** Start ENTRIES SHOWN **

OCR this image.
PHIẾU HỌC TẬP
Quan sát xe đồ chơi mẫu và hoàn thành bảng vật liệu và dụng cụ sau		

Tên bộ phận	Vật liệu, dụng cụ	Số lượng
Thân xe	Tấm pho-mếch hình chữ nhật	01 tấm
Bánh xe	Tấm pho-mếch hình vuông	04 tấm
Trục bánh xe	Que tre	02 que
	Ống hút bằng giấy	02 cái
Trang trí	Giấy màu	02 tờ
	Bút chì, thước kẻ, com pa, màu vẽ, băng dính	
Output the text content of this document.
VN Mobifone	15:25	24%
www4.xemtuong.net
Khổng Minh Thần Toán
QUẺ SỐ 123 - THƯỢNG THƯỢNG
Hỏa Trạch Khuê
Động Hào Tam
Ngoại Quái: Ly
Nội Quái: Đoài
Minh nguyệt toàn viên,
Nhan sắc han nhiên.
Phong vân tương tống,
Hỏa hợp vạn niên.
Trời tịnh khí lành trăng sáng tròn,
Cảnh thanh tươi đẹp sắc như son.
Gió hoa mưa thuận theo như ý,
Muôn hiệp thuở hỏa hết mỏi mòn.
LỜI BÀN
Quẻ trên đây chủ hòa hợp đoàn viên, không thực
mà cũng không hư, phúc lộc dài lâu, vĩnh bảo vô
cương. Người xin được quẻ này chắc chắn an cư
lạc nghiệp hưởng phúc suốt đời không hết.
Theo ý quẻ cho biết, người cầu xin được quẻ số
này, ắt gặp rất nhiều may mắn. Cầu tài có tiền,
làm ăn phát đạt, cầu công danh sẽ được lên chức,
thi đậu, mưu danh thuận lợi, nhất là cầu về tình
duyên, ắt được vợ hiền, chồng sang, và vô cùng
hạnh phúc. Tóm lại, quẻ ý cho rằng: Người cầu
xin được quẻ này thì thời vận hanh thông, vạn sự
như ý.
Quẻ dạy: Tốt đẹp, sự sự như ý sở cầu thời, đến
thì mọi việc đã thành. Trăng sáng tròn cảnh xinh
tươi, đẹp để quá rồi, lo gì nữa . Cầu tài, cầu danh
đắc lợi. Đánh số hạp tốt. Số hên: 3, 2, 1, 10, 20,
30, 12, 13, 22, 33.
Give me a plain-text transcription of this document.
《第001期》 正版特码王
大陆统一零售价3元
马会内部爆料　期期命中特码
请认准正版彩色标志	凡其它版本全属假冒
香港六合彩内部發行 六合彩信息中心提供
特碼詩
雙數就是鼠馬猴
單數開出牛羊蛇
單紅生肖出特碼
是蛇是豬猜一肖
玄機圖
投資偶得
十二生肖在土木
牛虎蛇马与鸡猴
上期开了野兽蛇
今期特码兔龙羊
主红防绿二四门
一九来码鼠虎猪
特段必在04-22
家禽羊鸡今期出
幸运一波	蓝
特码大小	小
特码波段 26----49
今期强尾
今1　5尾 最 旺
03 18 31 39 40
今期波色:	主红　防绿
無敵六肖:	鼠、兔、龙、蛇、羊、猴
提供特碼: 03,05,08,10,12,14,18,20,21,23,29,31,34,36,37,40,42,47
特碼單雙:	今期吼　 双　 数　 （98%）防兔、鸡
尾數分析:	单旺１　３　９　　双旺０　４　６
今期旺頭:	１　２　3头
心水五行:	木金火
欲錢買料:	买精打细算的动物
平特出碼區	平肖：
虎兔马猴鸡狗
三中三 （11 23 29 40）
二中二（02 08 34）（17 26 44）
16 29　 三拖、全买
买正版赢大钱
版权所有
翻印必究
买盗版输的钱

** End ENTRIES SHOWN **

* [WHAT TO PRODUCE]: Reproduce each line of the material above precisely.

* [SOLUTION TO THIS PROBLEM]:
OCR this image.
PHIẾU HỌC TẬP
Quan sát xe đồ chơi mẫu và hoàn thành bảng vật liệu và dụng cụ sau		

Tên bộ phận	Vật liệu, dụng cụ	Số lượng
Thân xe	Tấm pho-mếch hình chữ nhật	01 tấm
Bánh xe	Tấm pho-mếch hình vuông	04 tấm
Trục bánh xe	Que tre	02 que
	Ống hút bằng giấy	02 cái
Trang trí	Giấy màu	02 tờ
	Bút chì, thước kẻ, com pa, màu vẽ, băng dính	
Output the text content of this document.
VN Mobifone	15:25	24%
www4.xemtuong.net
Khổng Minh Thần Toán
QUẺ SỐ 123 - THƯỢNG THƯỢNG
Hỏa Trạch Khuê
Động Hào Tam
Ngoại Quái: Ly
Nội Quái: Đoài
Minh nguyệt toàn viên,
Nhan sắc han nhiên.
Phong vân tương tống,
Hỏa hợp vạn niên.
Trời tịnh khí lành trăng sáng tròn,
Cảnh thanh tươi đẹp sắc như son.
Gió hoa mưa thuận theo như ý,
Muôn hiệp thuở hỏa hết mỏi mòn.
LỜI BÀN
Quẻ trên đây chủ hòa hợp đoàn viên, không thực
mà cũng không hư, phúc lộc dài lâu, vĩnh bảo vô
cương. Người xin được quẻ này chắc chắn an cư
lạc nghiệp hưởng phúc suốt đời không hết.
Theo ý quẻ cho biết, người cầu xin được quẻ số
này, ắt gặp rất nhiều may mắn. Cầu tài có tiền,
làm ăn phát đạt, cầu công danh sẽ được lên chức,
thi đậu, mưu danh thuận lợi, nhất là cầu về tình
duyên, ắt được vợ hiền, chồng sang, và vô cùng
hạnh phúc. Tóm lại, quẻ ý cho rằng: Người cầu
xin được quẻ này thì thời vận hanh thông, vạn sự
như ý.
Quẻ dạy: Tốt đẹp, sự sự như ý sở cầu thời, đến
thì mọi việc đã thành. Trăng sáng tròn cảnh xinh
tươi, đẹp để quá rồi, lo gì nữa . Cầu tài, cầu danh
đắc lợi. Đánh số hạp tốt. Số hên: 3, 2, 1, 10, 20,
30, 12, 13, 22, 33.
Give me a plain-text transcription of this document.
《第001期》 正版特码王
大陆统一零售价3元
马会内部爆料　期期命中特码
请认准正版彩色标志	凡其它版本全属假冒
香港六合彩内部發行 六合彩信息中心提供
特碼詩
雙數就是鼠馬猴
單數開出牛羊蛇
單紅生肖出特碼
是蛇是豬猜一肖
玄機圖
投資偶得
十二生肖在土木
牛虎蛇马与鸡猴
上期开了野兽蛇
今期特码兔龙羊
主红防绿二四门
一九来码鼠虎猪
特段必在04-22
家禽羊鸡今期出
幸运一波	蓝
特码大小	小
特码波段 26----49
今期强尾
今1　5尾 最 旺
03 18 31 39 40
今期波色:	主红　防绿
無敵六肖:	鼠、兔、龙、蛇、羊、猴
提供特碼: 03,05,08,10,12,14,18,20,21,23,29,31,34,36,37,40,42,47
特碼單雙:	今期吼　 双　 数　 （98%）防兔、鸡
尾數分析:	单旺１　３　９　　双旺０　４　６
今期旺頭:	１　２　3头
心水五行:	木金火
欲錢買料:	买精打细算的动物
平特出碼區	平肖：
虎兔马猴鸡狗
三中三 （11 23 29 40）
二中二（02 08 34）（17 26 44）
16 29　 三拖、全买
买正版赢大钱
版权所有
翻印必究
买盗版输的钱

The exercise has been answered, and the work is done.